Goal:
Skip the pictures. Repeat everything else in the records word for word.

Data for the task:

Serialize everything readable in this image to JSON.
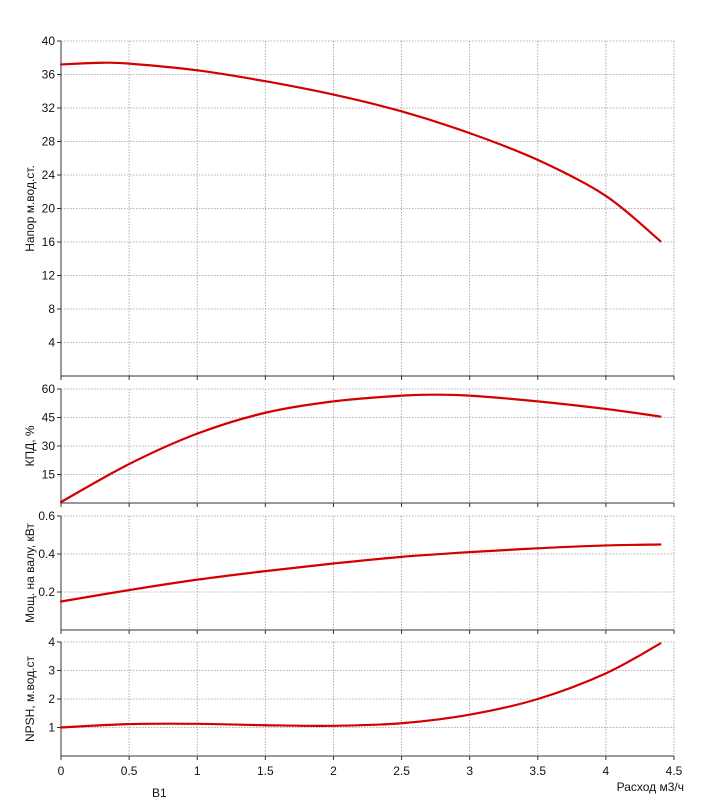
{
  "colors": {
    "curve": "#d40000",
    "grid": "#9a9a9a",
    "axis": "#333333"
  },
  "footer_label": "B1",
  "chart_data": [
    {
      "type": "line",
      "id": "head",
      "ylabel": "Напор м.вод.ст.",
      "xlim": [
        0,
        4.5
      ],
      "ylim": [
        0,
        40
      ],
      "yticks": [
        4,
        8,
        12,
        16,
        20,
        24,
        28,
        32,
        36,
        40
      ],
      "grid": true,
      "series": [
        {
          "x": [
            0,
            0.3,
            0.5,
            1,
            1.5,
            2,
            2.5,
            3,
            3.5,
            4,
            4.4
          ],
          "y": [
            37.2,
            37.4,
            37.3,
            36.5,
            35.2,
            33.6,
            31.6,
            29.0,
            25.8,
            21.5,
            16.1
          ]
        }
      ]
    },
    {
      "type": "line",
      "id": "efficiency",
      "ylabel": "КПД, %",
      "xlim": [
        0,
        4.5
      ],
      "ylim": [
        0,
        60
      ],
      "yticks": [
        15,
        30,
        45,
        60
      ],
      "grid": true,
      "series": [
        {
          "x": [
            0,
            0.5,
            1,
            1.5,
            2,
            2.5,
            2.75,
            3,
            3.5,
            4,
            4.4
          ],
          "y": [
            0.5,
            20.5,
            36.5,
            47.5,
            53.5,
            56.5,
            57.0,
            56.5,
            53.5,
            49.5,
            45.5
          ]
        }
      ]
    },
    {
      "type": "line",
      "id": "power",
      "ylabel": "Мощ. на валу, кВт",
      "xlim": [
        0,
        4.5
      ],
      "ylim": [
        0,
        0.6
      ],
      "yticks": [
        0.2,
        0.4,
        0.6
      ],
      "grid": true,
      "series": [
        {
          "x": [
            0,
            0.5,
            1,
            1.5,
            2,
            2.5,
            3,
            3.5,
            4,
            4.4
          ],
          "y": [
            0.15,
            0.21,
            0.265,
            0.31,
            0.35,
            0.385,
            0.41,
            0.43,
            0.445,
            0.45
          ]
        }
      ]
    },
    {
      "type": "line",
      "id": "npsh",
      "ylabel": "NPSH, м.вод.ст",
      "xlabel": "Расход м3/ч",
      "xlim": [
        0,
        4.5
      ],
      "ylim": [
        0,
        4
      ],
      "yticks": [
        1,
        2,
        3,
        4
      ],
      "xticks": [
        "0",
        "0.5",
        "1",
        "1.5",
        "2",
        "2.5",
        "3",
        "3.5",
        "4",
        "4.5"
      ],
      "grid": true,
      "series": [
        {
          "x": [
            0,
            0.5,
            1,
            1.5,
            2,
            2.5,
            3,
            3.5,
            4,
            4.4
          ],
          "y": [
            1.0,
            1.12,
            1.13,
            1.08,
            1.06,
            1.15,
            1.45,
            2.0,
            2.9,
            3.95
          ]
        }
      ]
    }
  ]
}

Answer to this task:
Serialize everything readable in this image to JSON.
{
  "colors": {
    "curve": "#d40000",
    "grid": "#9a9a9a",
    "axis": "#333333"
  },
  "footer_label": "B1",
  "chart_data": [
    {
      "type": "line",
      "id": "head",
      "ylabel": "Напор м.вод.ст.",
      "xlim": [
        0,
        4.5
      ],
      "ylim": [
        0,
        40
      ],
      "yticks": [
        4,
        8,
        12,
        16,
        20,
        24,
        28,
        32,
        36,
        40
      ],
      "grid": true,
      "series": [
        {
          "x": [
            0,
            0.3,
            0.5,
            1,
            1.5,
            2,
            2.5,
            3,
            3.5,
            4,
            4.4
          ],
          "y": [
            37.2,
            37.4,
            37.3,
            36.5,
            35.2,
            33.6,
            31.6,
            29.0,
            25.8,
            21.5,
            16.1
          ]
        }
      ]
    },
    {
      "type": "line",
      "id": "efficiency",
      "ylabel": "КПД, %",
      "xlim": [
        0,
        4.5
      ],
      "ylim": [
        0,
        60
      ],
      "yticks": [
        15,
        30,
        45,
        60
      ],
      "grid": true,
      "series": [
        {
          "x": [
            0,
            0.5,
            1,
            1.5,
            2,
            2.5,
            2.75,
            3,
            3.5,
            4,
            4.4
          ],
          "y": [
            0.5,
            20.5,
            36.5,
            47.5,
            53.5,
            56.5,
            57.0,
            56.5,
            53.5,
            49.5,
            45.5
          ]
        }
      ]
    },
    {
      "type": "line",
      "id": "power",
      "ylabel": "Мощ. на валу, кВт",
      "xlim": [
        0,
        4.5
      ],
      "ylim": [
        0,
        0.6
      ],
      "yticks": [
        0.2,
        0.4,
        0.6
      ],
      "grid": true,
      "series": [
        {
          "x": [
            0,
            0.5,
            1,
            1.5,
            2,
            2.5,
            3,
            3.5,
            4,
            4.4
          ],
          "y": [
            0.15,
            0.21,
            0.265,
            0.31,
            0.35,
            0.385,
            0.41,
            0.43,
            0.445,
            0.45
          ]
        }
      ]
    },
    {
      "type": "line",
      "id": "npsh",
      "ylabel": "NPSH, м.вод.ст",
      "xlabel": "Расход м3/ч",
      "xlim": [
        0,
        4.5
      ],
      "ylim": [
        0,
        4
      ],
      "yticks": [
        1,
        2,
        3,
        4
      ],
      "xticks": [
        "0",
        "0.5",
        "1",
        "1.5",
        "2",
        "2.5",
        "3",
        "3.5",
        "4",
        "4.5"
      ],
      "grid": true,
      "series": [
        {
          "x": [
            0,
            0.5,
            1,
            1.5,
            2,
            2.5,
            3,
            3.5,
            4,
            4.4
          ],
          "y": [
            1.0,
            1.12,
            1.13,
            1.08,
            1.06,
            1.15,
            1.45,
            2.0,
            2.9,
            3.95
          ]
        }
      ]
    }
  ]
}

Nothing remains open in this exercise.